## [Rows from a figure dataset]
— START —
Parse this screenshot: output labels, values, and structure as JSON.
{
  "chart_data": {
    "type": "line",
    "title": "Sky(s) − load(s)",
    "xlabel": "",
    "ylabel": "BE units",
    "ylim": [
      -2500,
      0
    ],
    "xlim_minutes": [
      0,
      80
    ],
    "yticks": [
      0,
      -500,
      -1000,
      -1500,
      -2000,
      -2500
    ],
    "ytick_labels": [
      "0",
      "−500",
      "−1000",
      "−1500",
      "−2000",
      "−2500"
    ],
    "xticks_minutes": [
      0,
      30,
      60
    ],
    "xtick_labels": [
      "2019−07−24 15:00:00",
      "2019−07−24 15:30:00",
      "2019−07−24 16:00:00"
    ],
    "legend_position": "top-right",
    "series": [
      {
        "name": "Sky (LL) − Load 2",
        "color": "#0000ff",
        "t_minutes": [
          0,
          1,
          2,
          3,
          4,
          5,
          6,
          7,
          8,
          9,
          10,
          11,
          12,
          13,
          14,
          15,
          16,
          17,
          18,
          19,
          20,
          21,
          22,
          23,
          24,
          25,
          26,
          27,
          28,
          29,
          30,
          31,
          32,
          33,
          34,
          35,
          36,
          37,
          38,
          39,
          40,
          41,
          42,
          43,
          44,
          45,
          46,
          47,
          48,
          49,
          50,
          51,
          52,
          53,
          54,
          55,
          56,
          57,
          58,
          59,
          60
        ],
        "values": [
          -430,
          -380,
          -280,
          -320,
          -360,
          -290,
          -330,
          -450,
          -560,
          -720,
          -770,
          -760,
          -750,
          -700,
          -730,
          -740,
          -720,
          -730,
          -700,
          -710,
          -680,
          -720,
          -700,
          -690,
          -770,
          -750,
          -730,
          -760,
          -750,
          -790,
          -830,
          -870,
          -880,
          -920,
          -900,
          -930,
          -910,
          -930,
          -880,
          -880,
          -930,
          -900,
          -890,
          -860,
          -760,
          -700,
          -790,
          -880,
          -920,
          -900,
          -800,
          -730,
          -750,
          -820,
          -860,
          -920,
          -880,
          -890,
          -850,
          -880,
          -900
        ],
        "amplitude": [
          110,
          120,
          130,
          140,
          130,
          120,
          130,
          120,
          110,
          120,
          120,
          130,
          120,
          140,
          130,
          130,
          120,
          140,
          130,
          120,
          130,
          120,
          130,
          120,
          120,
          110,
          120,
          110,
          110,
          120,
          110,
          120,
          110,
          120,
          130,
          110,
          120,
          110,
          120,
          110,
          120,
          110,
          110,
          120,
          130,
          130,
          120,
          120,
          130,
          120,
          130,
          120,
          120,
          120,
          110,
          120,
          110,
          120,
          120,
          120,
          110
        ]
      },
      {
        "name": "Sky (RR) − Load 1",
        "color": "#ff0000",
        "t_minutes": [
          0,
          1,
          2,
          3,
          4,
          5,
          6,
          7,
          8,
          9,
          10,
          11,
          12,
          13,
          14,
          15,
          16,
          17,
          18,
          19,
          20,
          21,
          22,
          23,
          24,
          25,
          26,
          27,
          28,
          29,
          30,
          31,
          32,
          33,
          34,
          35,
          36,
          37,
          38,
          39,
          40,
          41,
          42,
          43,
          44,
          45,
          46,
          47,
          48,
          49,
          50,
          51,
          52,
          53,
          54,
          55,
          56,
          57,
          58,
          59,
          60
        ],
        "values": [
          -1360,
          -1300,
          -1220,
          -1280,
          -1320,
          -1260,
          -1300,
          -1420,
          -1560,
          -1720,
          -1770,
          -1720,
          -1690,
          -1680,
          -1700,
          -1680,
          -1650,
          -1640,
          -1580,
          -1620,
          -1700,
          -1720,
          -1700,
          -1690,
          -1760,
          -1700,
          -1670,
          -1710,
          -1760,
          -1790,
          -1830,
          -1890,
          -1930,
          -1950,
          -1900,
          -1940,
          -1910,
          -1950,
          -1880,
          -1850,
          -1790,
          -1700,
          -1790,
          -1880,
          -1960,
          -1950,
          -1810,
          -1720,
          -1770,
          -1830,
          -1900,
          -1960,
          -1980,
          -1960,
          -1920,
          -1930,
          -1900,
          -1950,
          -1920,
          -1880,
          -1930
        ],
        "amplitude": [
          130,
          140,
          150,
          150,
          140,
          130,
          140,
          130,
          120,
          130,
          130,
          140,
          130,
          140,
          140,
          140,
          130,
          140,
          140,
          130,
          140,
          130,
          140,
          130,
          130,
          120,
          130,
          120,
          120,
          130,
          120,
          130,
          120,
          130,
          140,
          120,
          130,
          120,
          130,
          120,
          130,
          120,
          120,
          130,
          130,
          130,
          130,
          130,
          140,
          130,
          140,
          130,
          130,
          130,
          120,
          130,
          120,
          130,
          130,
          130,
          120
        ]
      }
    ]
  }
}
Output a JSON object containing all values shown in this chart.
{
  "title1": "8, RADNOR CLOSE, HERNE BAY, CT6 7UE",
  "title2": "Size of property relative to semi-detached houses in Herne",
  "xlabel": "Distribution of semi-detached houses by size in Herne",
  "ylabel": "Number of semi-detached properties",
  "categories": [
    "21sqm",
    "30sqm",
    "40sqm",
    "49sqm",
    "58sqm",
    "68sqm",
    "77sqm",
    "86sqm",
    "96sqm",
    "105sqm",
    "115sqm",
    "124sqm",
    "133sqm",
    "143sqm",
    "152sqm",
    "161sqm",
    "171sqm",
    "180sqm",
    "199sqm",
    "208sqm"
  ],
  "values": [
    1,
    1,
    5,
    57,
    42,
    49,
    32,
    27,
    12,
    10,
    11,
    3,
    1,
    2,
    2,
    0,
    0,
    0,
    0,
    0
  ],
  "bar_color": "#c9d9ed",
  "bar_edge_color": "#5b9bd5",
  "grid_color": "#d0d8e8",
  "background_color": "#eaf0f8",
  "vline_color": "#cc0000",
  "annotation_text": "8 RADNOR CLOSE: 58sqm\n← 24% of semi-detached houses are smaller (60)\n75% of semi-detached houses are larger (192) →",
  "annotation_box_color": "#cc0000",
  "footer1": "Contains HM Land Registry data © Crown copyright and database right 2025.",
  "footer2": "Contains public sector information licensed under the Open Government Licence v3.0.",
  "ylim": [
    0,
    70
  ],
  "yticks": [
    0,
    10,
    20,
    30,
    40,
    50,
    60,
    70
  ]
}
— END —
## [THE PROBLEM]
Return all of the entries exactly as they were supplied.

## [WRITTEN SOLUTION]
Parse this screenshot: output labels, values, and structure as JSON.
{
  "chart_data": {
    "type": "line",
    "title": "Sky(s) − load(s)",
    "xlabel": "",
    "ylabel": "BE units",
    "ylim": [
      -2500,
      0
    ],
    "xlim_minutes": [
      0,
      80
    ],
    "yticks": [
      0,
      -500,
      -1000,
      -1500,
      -2000,
      -2500
    ],
    "ytick_labels": [
      "0",
      "−500",
      "−1000",
      "−1500",
      "−2000",
      "−2500"
    ],
    "xticks_minutes": [
      0,
      30,
      60
    ],
    "xtick_labels": [
      "2019−07−24 15:00:00",
      "2019−07−24 15:30:00",
      "2019−07−24 16:00:00"
    ],
    "legend_position": "top-right",
    "series": [
      {
        "name": "Sky (LL) − Load 2",
        "color": "#0000ff",
        "t_minutes": [
          0,
          1,
          2,
          3,
          4,
          5,
          6,
          7,
          8,
          9,
          10,
          11,
          12,
          13,
          14,
          15,
          16,
          17,
          18,
          19,
          20,
          21,
          22,
          23,
          24,
          25,
          26,
          27,
          28,
          29,
          30,
          31,
          32,
          33,
          34,
          35,
          36,
          37,
          38,
          39,
          40,
          41,
          42,
          43,
          44,
          45,
          46,
          47,
          48,
          49,
          50,
          51,
          52,
          53,
          54,
          55,
          56,
          57,
          58,
          59,
          60
        ],
        "values": [
          -430,
          -380,
          -280,
          -320,
          -360,
          -290,
          -330,
          -450,
          -560,
          -720,
          -770,
          -760,
          -750,
          -700,
          -730,
          -740,
          -720,
          -730,
          -700,
          -710,
          -680,
          -720,
          -700,
          -690,
          -770,
          -750,
          -730,
          -760,
          -750,
          -790,
          -830,
          -870,
          -880,
          -920,
          -900,
          -930,
          -910,
          -930,
          -880,
          -880,
          -930,
          -900,
          -890,
          -860,
          -760,
          -700,
          -790,
          -880,
          -920,
          -900,
          -800,
          -730,
          -750,
          -820,
          -860,
          -920,
          -880,
          -890,
          -850,
          -880,
          -900
        ],
        "amplitude": [
          110,
          120,
          130,
          140,
          130,
          120,
          130,
          120,
          110,
          120,
          120,
          130,
          120,
          140,
          130,
          130,
          120,
          140,
          130,
          120,
          130,
          120,
          130,
          120,
          120,
          110,
          120,
          110,
          110,
          120,
          110,
          120,
          110,
          120,
          130,
          110,
          120,
          110,
          120,
          110,
          120,
          110,
          110,
          120,
          130,
          130,
          120,
          120,
          130,
          120,
          130,
          120,
          120,
          120,
          110,
          120,
          110,
          120,
          120,
          120,
          110
        ]
      },
      {
        "name": "Sky (RR) − Load 1",
        "color": "#ff0000",
        "t_minutes": [
          0,
          1,
          2,
          3,
          4,
          5,
          6,
          7,
          8,
          9,
          10,
          11,
          12,
          13,
          14,
          15,
          16,
          17,
          18,
          19,
          20,
          21,
          22,
          23,
          24,
          25,
          26,
          27,
          28,
          29,
          30,
          31,
          32,
          33,
          34,
          35,
          36,
          37,
          38,
          39,
          40,
          41,
          42,
          43,
          44,
          45,
          46,
          47,
          48,
          49,
          50,
          51,
          52,
          53,
          54,
          55,
          56,
          57,
          58,
          59,
          60
        ],
        "values": [
          -1360,
          -1300,
          -1220,
          -1280,
          -1320,
          -1260,
          -1300,
          -1420,
          -1560,
          -1720,
          -1770,
          -1720,
          -1690,
          -1680,
          -1700,
          -1680,
          -1650,
          -1640,
          -1580,
          -1620,
          -1700,
          -1720,
          -1700,
          -1690,
          -1760,
          -1700,
          -1670,
          -1710,
          -1760,
          -1790,
          -1830,
          -1890,
          -1930,
          -1950,
          -1900,
          -1940,
          -1910,
          -1950,
          -1880,
          -1850,
          -1790,
          -1700,
          -1790,
          -1880,
          -1960,
          -1950,
          -1810,
          -1720,
          -1770,
          -1830,
          -1900,
          -1960,
          -1980,
          -1960,
          -1920,
          -1930,
          -1900,
          -1950,
          -1920,
          -1880,
          -1930
        ],
        "amplitude": [
          130,
          140,
          150,
          150,
          140,
          130,
          140,
          130,
          120,
          130,
          130,
          140,
          130,
          140,
          140,
          140,
          130,
          140,
          140,
          130,
          140,
          130,
          140,
          130,
          130,
          120,
          130,
          120,
          120,
          130,
          120,
          130,
          120,
          130,
          140,
          120,
          130,
          120,
          130,
          120,
          130,
          120,
          120,
          130,
          130,
          130,
          130,
          130,
          140,
          130,
          140,
          130,
          130,
          130,
          120,
          130,
          120,
          130,
          130,
          130,
          120
        ]
      }
    ]
  }
}
Output a JSON object containing all values shown in this chart.
{
  "title1": "8, RADNOR CLOSE, HERNE BAY, CT6 7UE",
  "title2": "Size of property relative to semi-detached houses in Herne",
  "xlabel": "Distribution of semi-detached houses by size in Herne",
  "ylabel": "Number of semi-detached properties",
  "categories": [
    "21sqm",
    "30sqm",
    "40sqm",
    "49sqm",
    "58sqm",
    "68sqm",
    "77sqm",
    "86sqm",
    "96sqm",
    "105sqm",
    "115sqm",
    "124sqm",
    "133sqm",
    "143sqm",
    "152sqm",
    "161sqm",
    "171sqm",
    "180sqm",
    "199sqm",
    "208sqm"
  ],
  "values": [
    1,
    1,
    5,
    57,
    42,
    49,
    32,
    27,
    12,
    10,
    11,
    3,
    1,
    2,
    2,
    0,
    0,
    0,
    0,
    0
  ],
  "bar_color": "#c9d9ed",
  "bar_edge_color": "#5b9bd5",
  "grid_color": "#d0d8e8",
  "background_color": "#eaf0f8",
  "vline_color": "#cc0000",
  "annotation_text": "8 RADNOR CLOSE: 58sqm\n← 24% of semi-detached houses are smaller (60)\n75% of semi-detached houses are larger (192) →",
  "annotation_box_color": "#cc0000",
  "footer1": "Contains HM Land Registry data © Crown copyright and database right 2025.",
  "footer2": "Contains public sector information licensed under the Open Government Licence v3.0.",
  "ylim": [
    0,
    70
  ],
  "yticks": [
    0,
    10,
    20,
    30,
    40,
    50,
    60,
    70
  ]
}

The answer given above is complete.